Extracted records:
------------------------------------------------

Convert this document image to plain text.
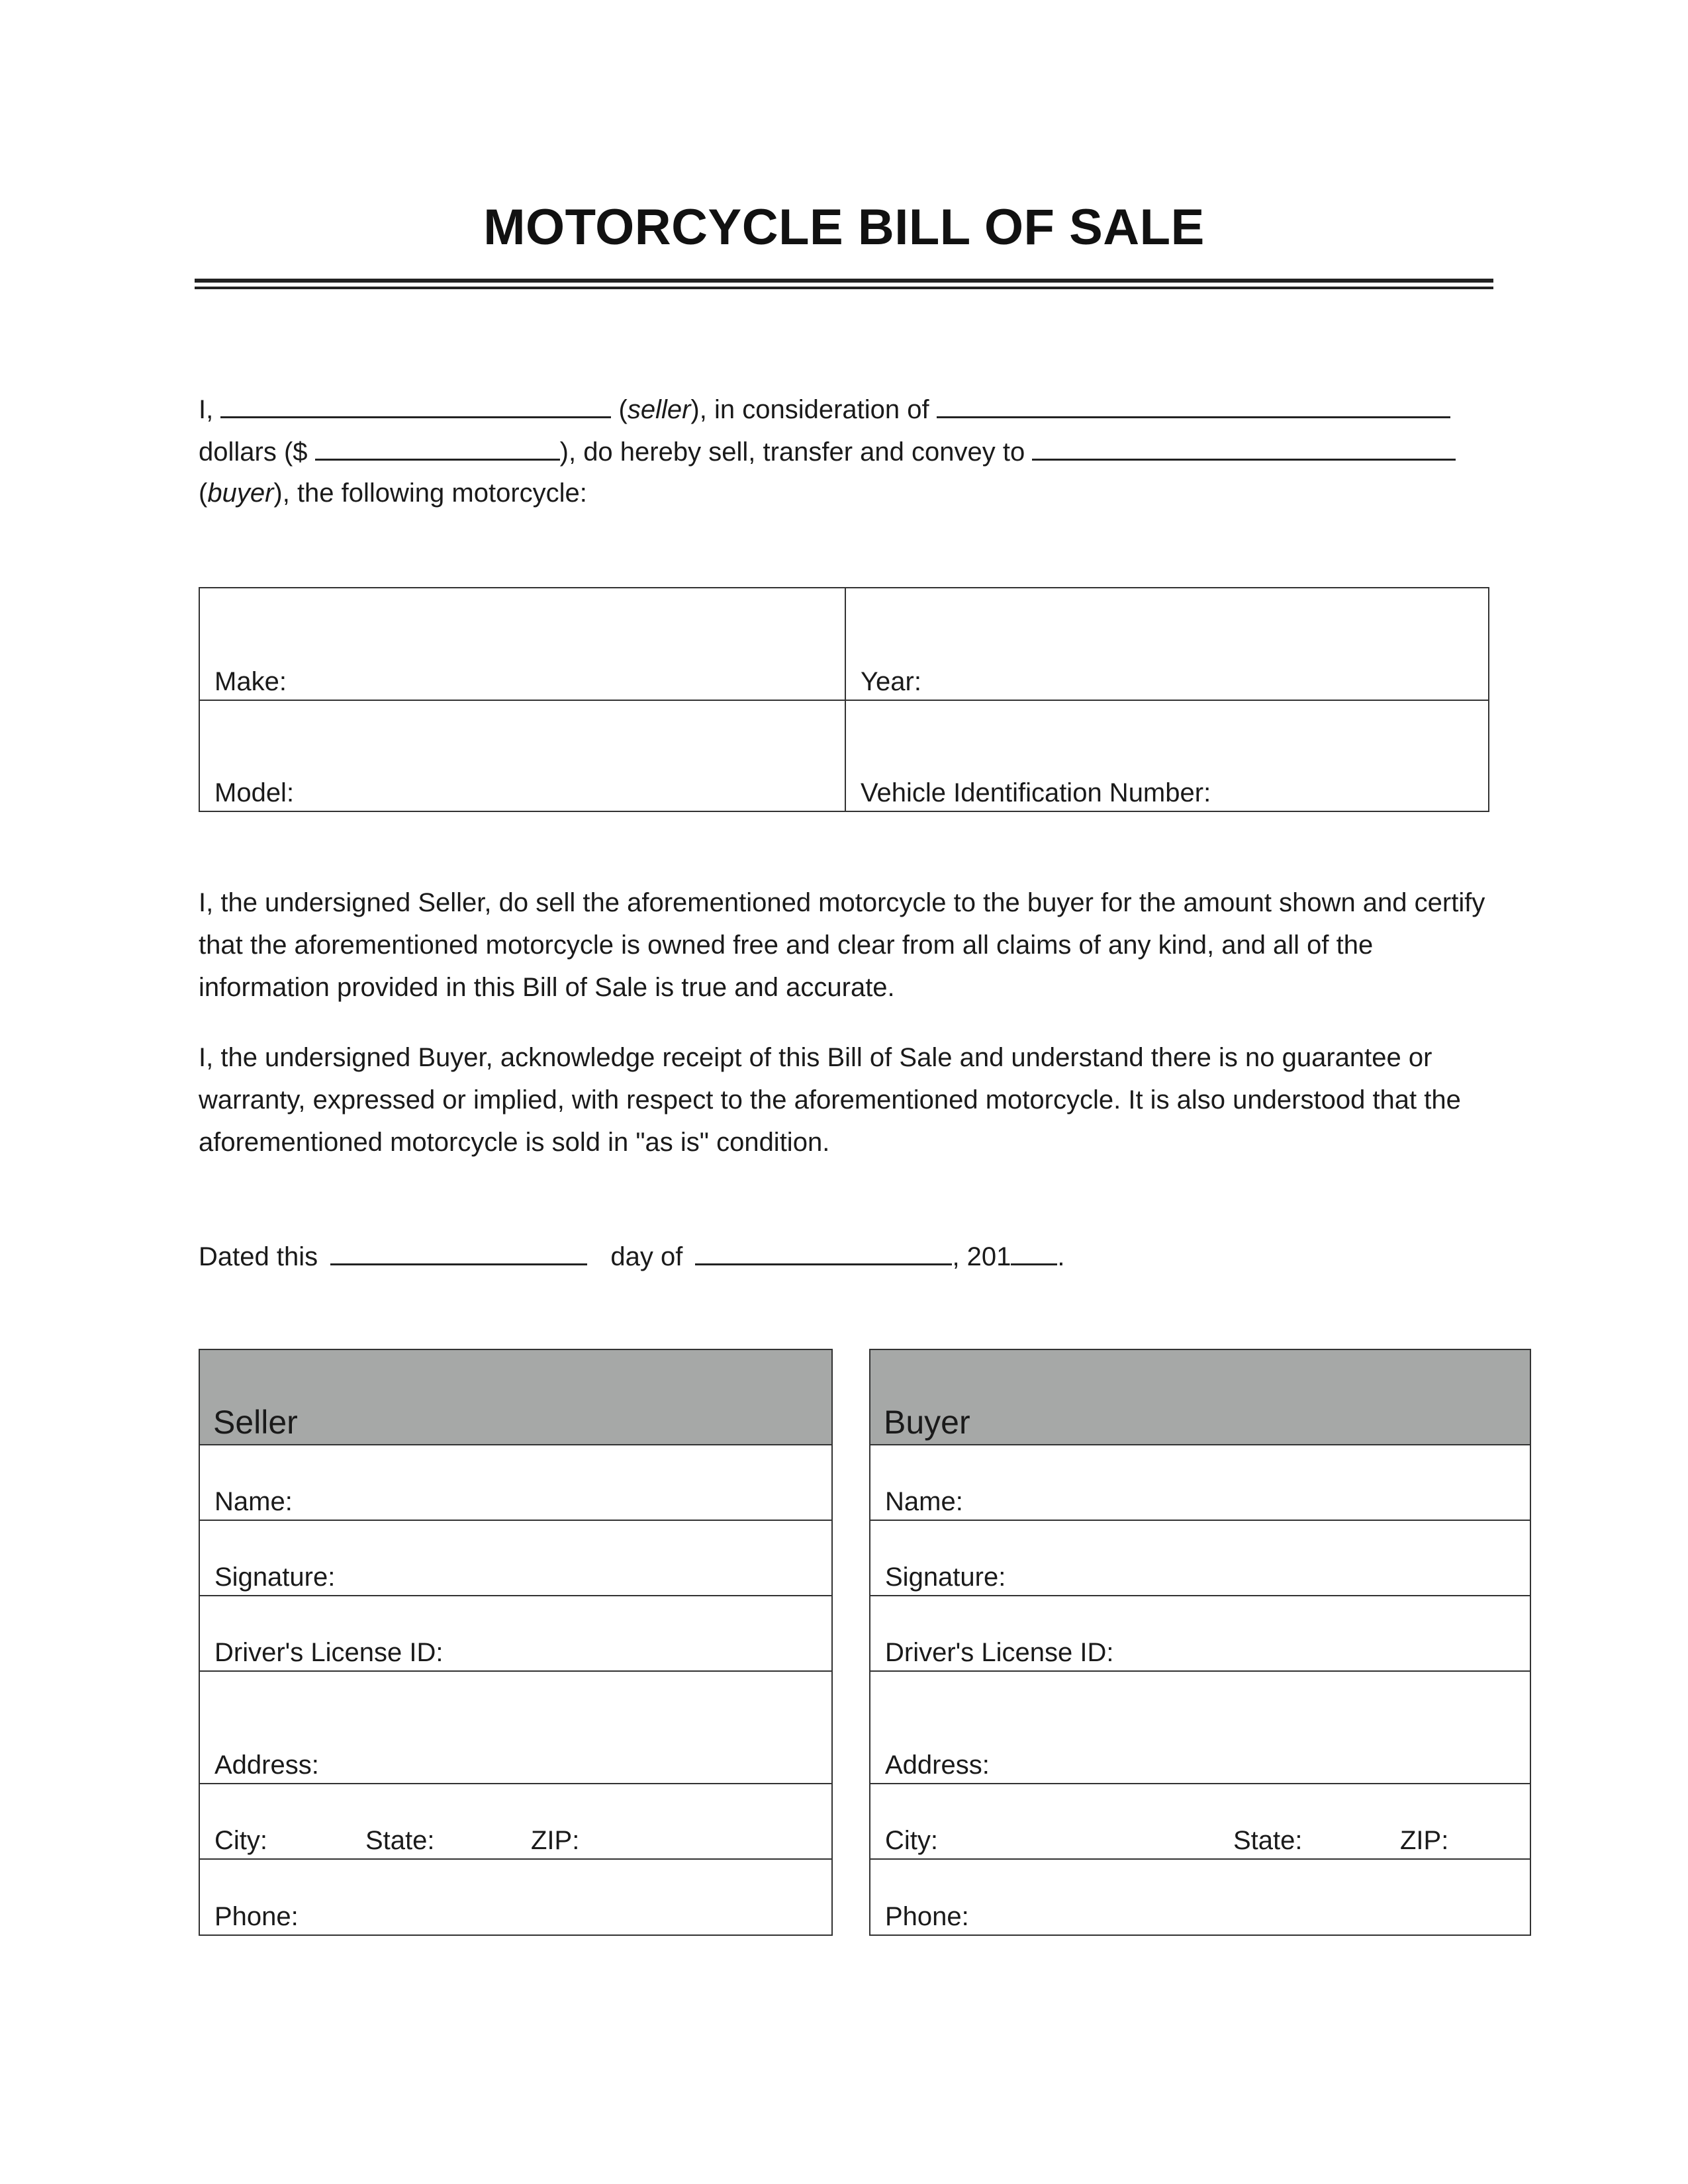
MOTORCYCLE BILL OF SALE
I,	(seller), in consideration of
dollars ($	), do hereby sell, transfer and convey to
(buyer), the following motorcycle:
Make:	Year:
Model:	Vehicle Identification Number:
I, the undersigned Seller, do sell the aforementioned motorcycle to the buyer for the amount shown and certify that the aforementioned motorcycle is owned free and clear from all claims of any kind, and all of the information provided in this Bill of Sale is true and accurate.
I, the undersigned Buyer, acknowledge receipt of this Bill of Sale and understand there is no guarantee or warranty, expressed or implied, with respect to the aforementioned motorcycle. It is also understood that the aforementioned motorcycle is sold in "as is" condition.
Dated this	day of	, 201 .
Seller
Name:
Signature:
Driver's License ID:
Address:
City:	State:	ZIP:
Phone:
Buyer
Name:
Signature:
Driver's License ID:
Address:
City:	State:	ZIP:
Phone:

------------------------------------------------

TASK DETAILS - Tally how many lines of the records hold the word "that". Answer with the number only.

RESPONSE FOR THIS EXERCISE - 2